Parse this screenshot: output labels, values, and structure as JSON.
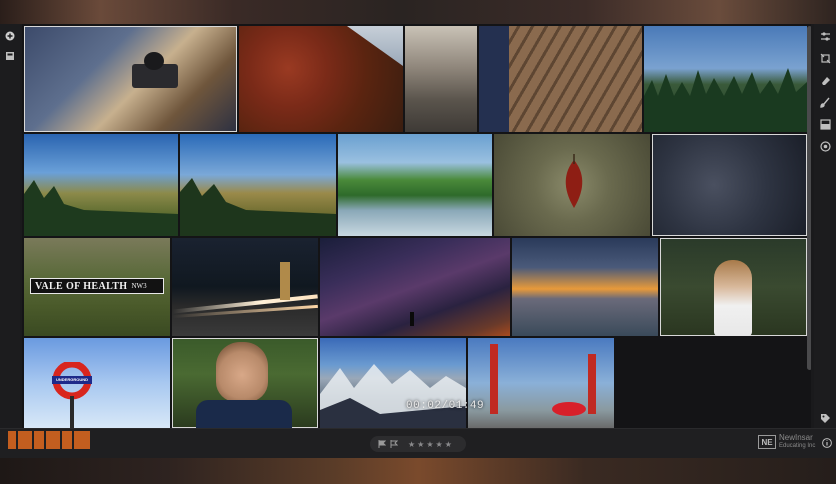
{
  "photo_grid": {
    "tiles": [
      {
        "subject": "person holding camera",
        "selected": true
      },
      {
        "subject": "autumn ivy hillside"
      },
      {
        "subject": "european street"
      },
      {
        "subject": "legs on wooden deck"
      },
      {
        "subject": "mountain pine forest"
      },
      {
        "subject": "hill with pines"
      },
      {
        "subject": "hill with pines alt"
      },
      {
        "subject": "river rocks"
      },
      {
        "subject": "red leaf on branch"
      },
      {
        "subject": "sparkles on stone"
      },
      {
        "subject": "vale of health sign"
      },
      {
        "subject": "night traffic london"
      },
      {
        "subject": "milky way"
      },
      {
        "subject": "sunset beach"
      },
      {
        "subject": "girl portrait ivy"
      },
      {
        "subject": "underground sign"
      },
      {
        "subject": "young man portrait"
      },
      {
        "subject": "snowy mountains"
      },
      {
        "subject": "red sculptures"
      }
    ],
    "sign_text": "VALE OF HEALTH",
    "sign_postcode": "NW3",
    "roundel_text": "UNDERGROUND"
  },
  "video_overlay": {
    "timecode": "00:02/01:49"
  },
  "bottom_bar": {
    "star_rating": "★★★★★",
    "brand_mark": "NE",
    "brand_name": "NewInsar",
    "brand_sub": "Educating Inc"
  },
  "colors": {
    "accent": "#e06a1e",
    "panel": "#1a1a1c",
    "selection": "#d8d8d8"
  }
}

━━━━━━━━━━

The exercise >> All the records need to be repeated exactly, with the images dropped.

Solved exercise >>
Parse this screenshot: output labels, values, and structure as JSON.
{
  "photo_grid": {
    "tiles": [
      {
        "subject": "person holding camera",
        "selected": true
      },
      {
        "subject": "autumn ivy hillside"
      },
      {
        "subject": "european street"
      },
      {
        "subject": "legs on wooden deck"
      },
      {
        "subject": "mountain pine forest"
      },
      {
        "subject": "hill with pines"
      },
      {
        "subject": "hill with pines alt"
      },
      {
        "subject": "river rocks"
      },
      {
        "subject": "red leaf on branch"
      },
      {
        "subject": "sparkles on stone"
      },
      {
        "subject": "vale of health sign"
      },
      {
        "subject": "night traffic london"
      },
      {
        "subject": "milky way"
      },
      {
        "subject": "sunset beach"
      },
      {
        "subject": "girl portrait ivy"
      },
      {
        "subject": "underground sign"
      },
      {
        "subject": "young man portrait"
      },
      {
        "subject": "snowy mountains"
      },
      {
        "subject": "red sculptures"
      }
    ],
    "sign_text": "VALE OF HEALTH",
    "sign_postcode": "NW3",
    "roundel_text": "UNDERGROUND"
  },
  "video_overlay": {
    "timecode": "00:02/01:49"
  },
  "bottom_bar": {
    "star_rating": "★★★★★",
    "brand_mark": "NE",
    "brand_name": "NewInsar",
    "brand_sub": "Educating Inc"
  },
  "colors": {
    "accent": "#e06a1e",
    "panel": "#1a1a1c",
    "selection": "#d8d8d8"
  }
}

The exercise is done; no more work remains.